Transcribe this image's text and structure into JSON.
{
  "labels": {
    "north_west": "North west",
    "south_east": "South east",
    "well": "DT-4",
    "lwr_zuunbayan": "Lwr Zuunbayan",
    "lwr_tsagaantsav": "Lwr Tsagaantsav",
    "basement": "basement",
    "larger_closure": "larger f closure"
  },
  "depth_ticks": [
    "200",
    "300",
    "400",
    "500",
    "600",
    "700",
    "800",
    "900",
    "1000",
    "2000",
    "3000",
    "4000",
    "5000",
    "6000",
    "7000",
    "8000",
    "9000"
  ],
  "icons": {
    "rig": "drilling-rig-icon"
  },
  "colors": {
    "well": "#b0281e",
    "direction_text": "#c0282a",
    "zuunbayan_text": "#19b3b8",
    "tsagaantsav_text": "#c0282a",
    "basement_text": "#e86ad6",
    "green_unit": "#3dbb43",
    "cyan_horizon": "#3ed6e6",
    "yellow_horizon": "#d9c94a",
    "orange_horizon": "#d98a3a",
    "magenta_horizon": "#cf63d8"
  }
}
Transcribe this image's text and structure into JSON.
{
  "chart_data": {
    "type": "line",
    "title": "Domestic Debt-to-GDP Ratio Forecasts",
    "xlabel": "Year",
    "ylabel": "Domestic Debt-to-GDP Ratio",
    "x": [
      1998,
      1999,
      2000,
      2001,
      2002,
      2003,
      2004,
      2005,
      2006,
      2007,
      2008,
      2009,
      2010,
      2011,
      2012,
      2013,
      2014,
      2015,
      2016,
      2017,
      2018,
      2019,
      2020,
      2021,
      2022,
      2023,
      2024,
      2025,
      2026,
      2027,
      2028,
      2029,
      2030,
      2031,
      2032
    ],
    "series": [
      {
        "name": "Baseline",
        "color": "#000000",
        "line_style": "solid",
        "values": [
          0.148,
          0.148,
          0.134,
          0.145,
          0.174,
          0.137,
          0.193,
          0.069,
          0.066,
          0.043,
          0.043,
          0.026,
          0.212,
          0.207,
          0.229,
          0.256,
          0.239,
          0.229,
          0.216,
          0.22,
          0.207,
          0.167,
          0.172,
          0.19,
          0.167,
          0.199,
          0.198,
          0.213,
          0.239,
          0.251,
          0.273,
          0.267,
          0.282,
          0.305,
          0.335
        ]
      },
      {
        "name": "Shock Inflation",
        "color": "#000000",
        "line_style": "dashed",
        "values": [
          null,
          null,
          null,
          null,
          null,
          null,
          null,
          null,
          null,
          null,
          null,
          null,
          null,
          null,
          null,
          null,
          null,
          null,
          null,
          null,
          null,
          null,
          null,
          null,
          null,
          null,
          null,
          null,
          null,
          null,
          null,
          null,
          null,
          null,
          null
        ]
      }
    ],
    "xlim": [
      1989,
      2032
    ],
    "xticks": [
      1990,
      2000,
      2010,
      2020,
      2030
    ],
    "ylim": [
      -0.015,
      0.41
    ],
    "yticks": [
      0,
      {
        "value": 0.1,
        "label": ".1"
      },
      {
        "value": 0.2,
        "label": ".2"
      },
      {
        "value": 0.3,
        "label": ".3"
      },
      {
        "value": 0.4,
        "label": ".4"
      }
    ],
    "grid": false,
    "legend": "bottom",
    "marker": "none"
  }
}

========

**Objective**.
Return all of the data word for word.

**Exercise solution**.
Transcribe this image's text and structure into JSON.
{
  "labels": {
    "north_west": "North west",
    "south_east": "South east",
    "well": "DT-4",
    "lwr_zuunbayan": "Lwr Zuunbayan",
    "lwr_tsagaantsav": "Lwr Tsagaantsav",
    "basement": "basement",
    "larger_closure": "larger f closure"
  },
  "depth_ticks": [
    "200",
    "300",
    "400",
    "500",
    "600",
    "700",
    "800",
    "900",
    "1000",
    "2000",
    "3000",
    "4000",
    "5000",
    "6000",
    "7000",
    "8000",
    "9000"
  ],
  "icons": {
    "rig": "drilling-rig-icon"
  },
  "colors": {
    "well": "#b0281e",
    "direction_text": "#c0282a",
    "zuunbayan_text": "#19b3b8",
    "tsagaantsav_text": "#c0282a",
    "basement_text": "#e86ad6",
    "green_unit": "#3dbb43",
    "cyan_horizon": "#3ed6e6",
    "yellow_horizon": "#d9c94a",
    "orange_horizon": "#d98a3a",
    "magenta_horizon": "#cf63d8"
  }
}
Transcribe this image's text and structure into JSON.
{
  "chart_data": {
    "type": "line",
    "title": "Domestic Debt-to-GDP Ratio Forecasts",
    "xlabel": "Year",
    "ylabel": "Domestic Debt-to-GDP Ratio",
    "x": [
      1998,
      1999,
      2000,
      2001,
      2002,
      2003,
      2004,
      2005,
      2006,
      2007,
      2008,
      2009,
      2010,
      2011,
      2012,
      2013,
      2014,
      2015,
      2016,
      2017,
      2018,
      2019,
      2020,
      2021,
      2022,
      2023,
      2024,
      2025,
      2026,
      2027,
      2028,
      2029,
      2030,
      2031,
      2032
    ],
    "series": [
      {
        "name": "Baseline",
        "color": "#000000",
        "line_style": "solid",
        "values": [
          0.148,
          0.148,
          0.134,
          0.145,
          0.174,
          0.137,
          0.193,
          0.069,
          0.066,
          0.043,
          0.043,
          0.026,
          0.212,
          0.207,
          0.229,
          0.256,
          0.239,
          0.229,
          0.216,
          0.22,
          0.207,
          0.167,
          0.172,
          0.19,
          0.167,
          0.199,
          0.198,
          0.213,
          0.239,
          0.251,
          0.273,
          0.267,
          0.282,
          0.305,
          0.335
        ]
      },
      {
        "name": "Shock Inflation",
        "color": "#000000",
        "line_style": "dashed",
        "values": [
          null,
          null,
          null,
          null,
          null,
          null,
          null,
          null,
          null,
          null,
          null,
          null,
          null,
          null,
          null,
          null,
          null,
          null,
          null,
          null,
          null,
          null,
          null,
          null,
          null,
          null,
          null,
          null,
          null,
          null,
          null,
          null,
          null,
          null,
          null
        ]
      }
    ],
    "xlim": [
      1989,
      2032
    ],
    "xticks": [
      1990,
      2000,
      2010,
      2020,
      2030
    ],
    "ylim": [
      -0.015,
      0.41
    ],
    "yticks": [
      0,
      {
        "value": 0.1,
        "label": ".1"
      },
      {
        "value": 0.2,
        "label": ".2"
      },
      {
        "value": 0.3,
        "label": ".3"
      },
      {
        "value": 0.4,
        "label": ".4"
      }
    ],
    "grid": false,
    "legend": "bottom",
    "marker": "none"
  }
}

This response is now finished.